REQUIRED TASK: Report all lines from the entries below in which "data" appears.

+++

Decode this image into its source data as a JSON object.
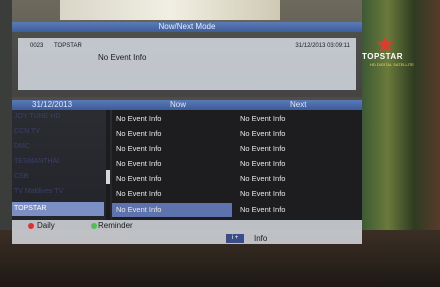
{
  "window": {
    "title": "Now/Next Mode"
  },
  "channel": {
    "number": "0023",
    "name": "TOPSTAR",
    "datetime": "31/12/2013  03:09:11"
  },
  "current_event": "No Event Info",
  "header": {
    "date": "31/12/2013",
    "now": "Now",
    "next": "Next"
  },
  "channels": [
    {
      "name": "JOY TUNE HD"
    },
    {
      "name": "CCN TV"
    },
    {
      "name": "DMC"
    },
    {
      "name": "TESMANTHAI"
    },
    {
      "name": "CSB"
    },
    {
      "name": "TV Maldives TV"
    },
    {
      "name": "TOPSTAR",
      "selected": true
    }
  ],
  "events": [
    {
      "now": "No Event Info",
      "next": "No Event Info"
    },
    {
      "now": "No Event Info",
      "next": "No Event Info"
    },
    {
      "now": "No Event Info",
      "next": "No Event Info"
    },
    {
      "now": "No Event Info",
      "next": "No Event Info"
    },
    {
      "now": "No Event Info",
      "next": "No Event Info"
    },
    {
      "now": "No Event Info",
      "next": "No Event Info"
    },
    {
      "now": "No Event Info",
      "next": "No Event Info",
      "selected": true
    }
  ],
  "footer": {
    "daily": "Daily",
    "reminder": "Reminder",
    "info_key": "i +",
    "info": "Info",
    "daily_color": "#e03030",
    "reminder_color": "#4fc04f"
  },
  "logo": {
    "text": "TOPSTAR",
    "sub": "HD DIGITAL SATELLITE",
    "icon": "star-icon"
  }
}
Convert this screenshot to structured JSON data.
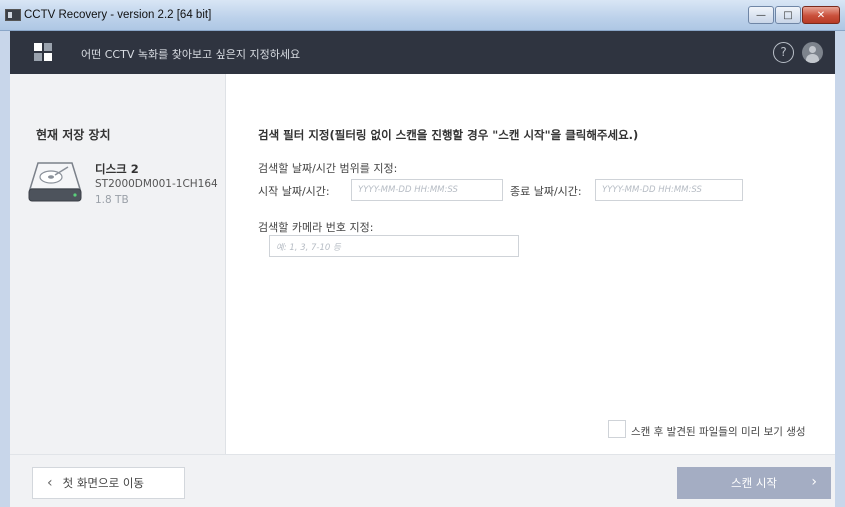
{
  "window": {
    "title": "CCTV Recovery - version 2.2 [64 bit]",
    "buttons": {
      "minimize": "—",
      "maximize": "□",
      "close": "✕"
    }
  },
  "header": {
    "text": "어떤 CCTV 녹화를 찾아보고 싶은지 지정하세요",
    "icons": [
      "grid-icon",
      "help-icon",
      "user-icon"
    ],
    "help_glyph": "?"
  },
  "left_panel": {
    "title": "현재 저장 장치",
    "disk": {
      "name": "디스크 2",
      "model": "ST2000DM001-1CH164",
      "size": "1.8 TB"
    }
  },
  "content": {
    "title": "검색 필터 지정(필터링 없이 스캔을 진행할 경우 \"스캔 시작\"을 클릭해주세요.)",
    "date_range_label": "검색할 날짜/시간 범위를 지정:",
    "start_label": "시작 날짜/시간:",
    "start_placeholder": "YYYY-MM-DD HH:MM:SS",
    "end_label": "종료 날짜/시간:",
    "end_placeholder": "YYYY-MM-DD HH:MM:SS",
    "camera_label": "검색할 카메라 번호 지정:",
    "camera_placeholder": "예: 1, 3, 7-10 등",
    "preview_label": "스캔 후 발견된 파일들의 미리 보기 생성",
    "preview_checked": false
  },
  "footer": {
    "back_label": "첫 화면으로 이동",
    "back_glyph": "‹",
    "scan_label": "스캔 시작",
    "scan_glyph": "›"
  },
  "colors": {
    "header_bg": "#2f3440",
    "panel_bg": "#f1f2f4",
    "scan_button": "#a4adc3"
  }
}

+++

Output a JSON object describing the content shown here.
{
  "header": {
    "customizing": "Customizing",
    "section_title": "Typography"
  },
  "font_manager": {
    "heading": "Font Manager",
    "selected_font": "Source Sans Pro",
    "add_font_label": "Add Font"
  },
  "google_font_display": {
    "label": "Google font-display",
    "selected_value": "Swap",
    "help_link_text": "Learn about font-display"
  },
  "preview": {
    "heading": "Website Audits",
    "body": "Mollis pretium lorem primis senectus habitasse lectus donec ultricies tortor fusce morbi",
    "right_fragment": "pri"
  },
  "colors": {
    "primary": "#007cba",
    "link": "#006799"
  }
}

+++

COMPLETE RESPONSE:
Decode this image into its source data as a JSON object.
Convert this screenshot to structured JSON data.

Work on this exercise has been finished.